> TASK PROMPT
Write out the listing in full, matching it word for word.

Dataset excerpt
□ □ □

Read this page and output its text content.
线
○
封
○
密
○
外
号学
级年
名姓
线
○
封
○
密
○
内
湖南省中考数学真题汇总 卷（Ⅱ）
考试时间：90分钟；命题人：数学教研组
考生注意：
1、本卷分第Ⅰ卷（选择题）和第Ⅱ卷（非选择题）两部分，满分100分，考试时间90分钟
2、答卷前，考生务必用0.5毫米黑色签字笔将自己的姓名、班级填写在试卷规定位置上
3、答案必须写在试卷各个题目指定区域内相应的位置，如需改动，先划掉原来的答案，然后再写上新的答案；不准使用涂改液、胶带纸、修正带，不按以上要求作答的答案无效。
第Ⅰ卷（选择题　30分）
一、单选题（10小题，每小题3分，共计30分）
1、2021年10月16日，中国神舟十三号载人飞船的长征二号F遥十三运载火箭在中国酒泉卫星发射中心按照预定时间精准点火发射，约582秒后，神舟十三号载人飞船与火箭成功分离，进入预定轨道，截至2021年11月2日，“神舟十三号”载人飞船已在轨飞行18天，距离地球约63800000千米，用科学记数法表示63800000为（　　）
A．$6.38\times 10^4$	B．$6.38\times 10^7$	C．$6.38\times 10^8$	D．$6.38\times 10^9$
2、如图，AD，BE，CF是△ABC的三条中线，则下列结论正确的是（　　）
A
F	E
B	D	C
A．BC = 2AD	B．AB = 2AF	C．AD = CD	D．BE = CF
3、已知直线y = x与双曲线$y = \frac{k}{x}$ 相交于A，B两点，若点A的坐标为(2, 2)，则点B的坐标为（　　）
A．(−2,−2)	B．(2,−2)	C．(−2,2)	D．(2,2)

□ □ □

> FULL RESPONSE
Read this page and output its text content.
线
○
封
○
密
○
外
号学
级年
名姓
线
○
封
○
密
○
内
湖南省中考数学真题汇总 卷（Ⅱ）
考试时间：90分钟；命题人：数学教研组
考生注意：
1、本卷分第Ⅰ卷（选择题）和第Ⅱ卷（非选择题）两部分，满分100分，考试时间90分钟
2、答卷前，考生务必用0.5毫米黑色签字笔将自己的姓名、班级填写在试卷规定位置上
3、答案必须写在试卷各个题目指定区域内相应的位置，如需改动，先划掉原来的答案，然后再写上新的答案；不准使用涂改液、胶带纸、修正带，不按以上要求作答的答案无效。
第Ⅰ卷（选择题　30分）
一、单选题（10小题，每小题3分，共计30分）
1、2021年10月16日，中国神舟十三号载人飞船的长征二号F遥十三运载火箭在中国酒泉卫星发射中心按照预定时间精准点火发射，约582秒后，神舟十三号载人飞船与火箭成功分离，进入预定轨道，截至2021年11月2日，“神舟十三号”载人飞船已在轨飞行18天，距离地球约63800000千米，用科学记数法表示63800000为（　　）
A．$6.38\times 10^4$	B．$6.38\times 10^7$	C．$6.38\times 10^8$	D．$6.38\times 10^9$
2、如图，AD，BE，CF是△ABC的三条中线，则下列结论正确的是（　　）
A
F	E
B	D	C
A．BC = 2AD	B．AB = 2AF	C．AD = CD	D．BE = CF
3、已知直线y = x与双曲线$y = \frac{k}{x}$ 相交于A，B两点，若点A的坐标为(2, 2)，则点B的坐标为（　　）
A．(−2,−2)	B．(2,−2)	C．(−2,2)	D．(2,2)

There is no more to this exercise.